DESCRIPTION OF THE TASK
Please print the full listing exactly.

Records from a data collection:

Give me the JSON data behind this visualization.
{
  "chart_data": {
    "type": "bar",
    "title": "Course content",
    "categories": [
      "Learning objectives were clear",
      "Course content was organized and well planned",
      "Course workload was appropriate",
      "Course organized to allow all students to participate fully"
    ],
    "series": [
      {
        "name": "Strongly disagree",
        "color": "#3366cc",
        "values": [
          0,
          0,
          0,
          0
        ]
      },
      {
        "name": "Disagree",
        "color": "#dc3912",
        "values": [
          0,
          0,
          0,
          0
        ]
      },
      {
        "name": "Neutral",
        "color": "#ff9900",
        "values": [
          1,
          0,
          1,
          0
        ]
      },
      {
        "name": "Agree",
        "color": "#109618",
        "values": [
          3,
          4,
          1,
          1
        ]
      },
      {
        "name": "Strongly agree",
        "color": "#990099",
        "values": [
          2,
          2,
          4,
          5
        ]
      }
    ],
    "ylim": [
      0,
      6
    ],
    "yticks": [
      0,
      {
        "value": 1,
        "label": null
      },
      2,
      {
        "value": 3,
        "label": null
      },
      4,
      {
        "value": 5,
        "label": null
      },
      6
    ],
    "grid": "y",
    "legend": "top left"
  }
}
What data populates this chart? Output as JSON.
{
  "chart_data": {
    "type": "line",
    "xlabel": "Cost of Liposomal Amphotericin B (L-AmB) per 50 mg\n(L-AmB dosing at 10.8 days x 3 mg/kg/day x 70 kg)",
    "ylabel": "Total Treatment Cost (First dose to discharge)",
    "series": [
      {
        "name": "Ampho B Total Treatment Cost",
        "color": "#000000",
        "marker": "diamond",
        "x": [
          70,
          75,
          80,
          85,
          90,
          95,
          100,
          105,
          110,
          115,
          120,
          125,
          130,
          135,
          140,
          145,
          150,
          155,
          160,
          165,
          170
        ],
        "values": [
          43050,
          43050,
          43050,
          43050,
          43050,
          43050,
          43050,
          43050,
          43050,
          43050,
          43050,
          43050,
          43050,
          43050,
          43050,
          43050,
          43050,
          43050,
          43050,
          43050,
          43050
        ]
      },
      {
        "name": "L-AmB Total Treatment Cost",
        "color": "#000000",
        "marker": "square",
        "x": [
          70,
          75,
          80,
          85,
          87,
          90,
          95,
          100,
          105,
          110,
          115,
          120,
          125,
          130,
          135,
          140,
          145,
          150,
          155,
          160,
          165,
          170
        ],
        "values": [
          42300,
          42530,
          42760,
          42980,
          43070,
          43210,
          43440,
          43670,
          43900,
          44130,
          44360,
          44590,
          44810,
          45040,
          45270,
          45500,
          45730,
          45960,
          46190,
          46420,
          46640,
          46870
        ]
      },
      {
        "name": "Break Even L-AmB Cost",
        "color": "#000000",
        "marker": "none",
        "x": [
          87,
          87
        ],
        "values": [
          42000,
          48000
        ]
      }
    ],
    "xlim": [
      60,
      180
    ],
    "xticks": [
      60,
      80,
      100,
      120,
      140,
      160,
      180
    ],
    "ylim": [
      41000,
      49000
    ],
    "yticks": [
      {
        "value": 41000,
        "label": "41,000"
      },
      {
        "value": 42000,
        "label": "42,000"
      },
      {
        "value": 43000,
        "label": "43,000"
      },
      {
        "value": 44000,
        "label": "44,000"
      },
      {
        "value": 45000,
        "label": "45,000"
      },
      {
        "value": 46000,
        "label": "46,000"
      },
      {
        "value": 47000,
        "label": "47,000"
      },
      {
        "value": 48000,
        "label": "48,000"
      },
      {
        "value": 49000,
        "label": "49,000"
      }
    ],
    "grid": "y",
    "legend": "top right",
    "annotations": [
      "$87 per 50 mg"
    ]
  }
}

FINISHED TASK
Give me the JSON data behind this visualization.
{
  "chart_data": {
    "type": "bar",
    "title": "Course content",
    "categories": [
      "Learning objectives were clear",
      "Course content was organized and well planned",
      "Course workload was appropriate",
      "Course organized to allow all students to participate fully"
    ],
    "series": [
      {
        "name": "Strongly disagree",
        "color": "#3366cc",
        "values": [
          0,
          0,
          0,
          0
        ]
      },
      {
        "name": "Disagree",
        "color": "#dc3912",
        "values": [
          0,
          0,
          0,
          0
        ]
      },
      {
        "name": "Neutral",
        "color": "#ff9900",
        "values": [
          1,
          0,
          1,
          0
        ]
      },
      {
        "name": "Agree",
        "color": "#109618",
        "values": [
          3,
          4,
          1,
          1
        ]
      },
      {
        "name": "Strongly agree",
        "color": "#990099",
        "values": [
          2,
          2,
          4,
          5
        ]
      }
    ],
    "ylim": [
      0,
      6
    ],
    "yticks": [
      0,
      {
        "value": 1,
        "label": null
      },
      2,
      {
        "value": 3,
        "label": null
      },
      4,
      {
        "value": 5,
        "label": null
      },
      6
    ],
    "grid": "y",
    "legend": "top left"
  }
}
What data populates this chart? Output as JSON.
{
  "chart_data": {
    "type": "line",
    "xlabel": "Cost of Liposomal Amphotericin B (L-AmB) per 50 mg\n(L-AmB dosing at 10.8 days x 3 mg/kg/day x 70 kg)",
    "ylabel": "Total Treatment Cost (First dose to discharge)",
    "series": [
      {
        "name": "Ampho B Total Treatment Cost",
        "color": "#000000",
        "marker": "diamond",
        "x": [
          70,
          75,
          80,
          85,
          90,
          95,
          100,
          105,
          110,
          115,
          120,
          125,
          130,
          135,
          140,
          145,
          150,
          155,
          160,
          165,
          170
        ],
        "values": [
          43050,
          43050,
          43050,
          43050,
          43050,
          43050,
          43050,
          43050,
          43050,
          43050,
          43050,
          43050,
          43050,
          43050,
          43050,
          43050,
          43050,
          43050,
          43050,
          43050,
          43050
        ]
      },
      {
        "name": "L-AmB Total Treatment Cost",
        "color": "#000000",
        "marker": "square",
        "x": [
          70,
          75,
          80,
          85,
          87,
          90,
          95,
          100,
          105,
          110,
          115,
          120,
          125,
          130,
          135,
          140,
          145,
          150,
          155,
          160,
          165,
          170
        ],
        "values": [
          42300,
          42530,
          42760,
          42980,
          43070,
          43210,
          43440,
          43670,
          43900,
          44130,
          44360,
          44590,
          44810,
          45040,
          45270,
          45500,
          45730,
          45960,
          46190,
          46420,
          46640,
          46870
        ]
      },
      {
        "name": "Break Even L-AmB Cost",
        "color": "#000000",
        "marker": "none",
        "x": [
          87,
          87
        ],
        "values": [
          42000,
          48000
        ]
      }
    ],
    "xlim": [
      60,
      180
    ],
    "xticks": [
      60,
      80,
      100,
      120,
      140,
      160,
      180
    ],
    "ylim": [
      41000,
      49000
    ],
    "yticks": [
      {
        "value": 41000,
        "label": "41,000"
      },
      {
        "value": 42000,
        "label": "42,000"
      },
      {
        "value": 43000,
        "label": "43,000"
      },
      {
        "value": 44000,
        "label": "44,000"
      },
      {
        "value": 45000,
        "label": "45,000"
      },
      {
        "value": 46000,
        "label": "46,000"
      },
      {
        "value": 47000,
        "label": "47,000"
      },
      {
        "value": 48000,
        "label": "48,000"
      },
      {
        "value": 49000,
        "label": "49,000"
      }
    ],
    "grid": "y",
    "legend": "top right",
    "annotations": [
      "$87 per 50 mg"
    ]
  }
}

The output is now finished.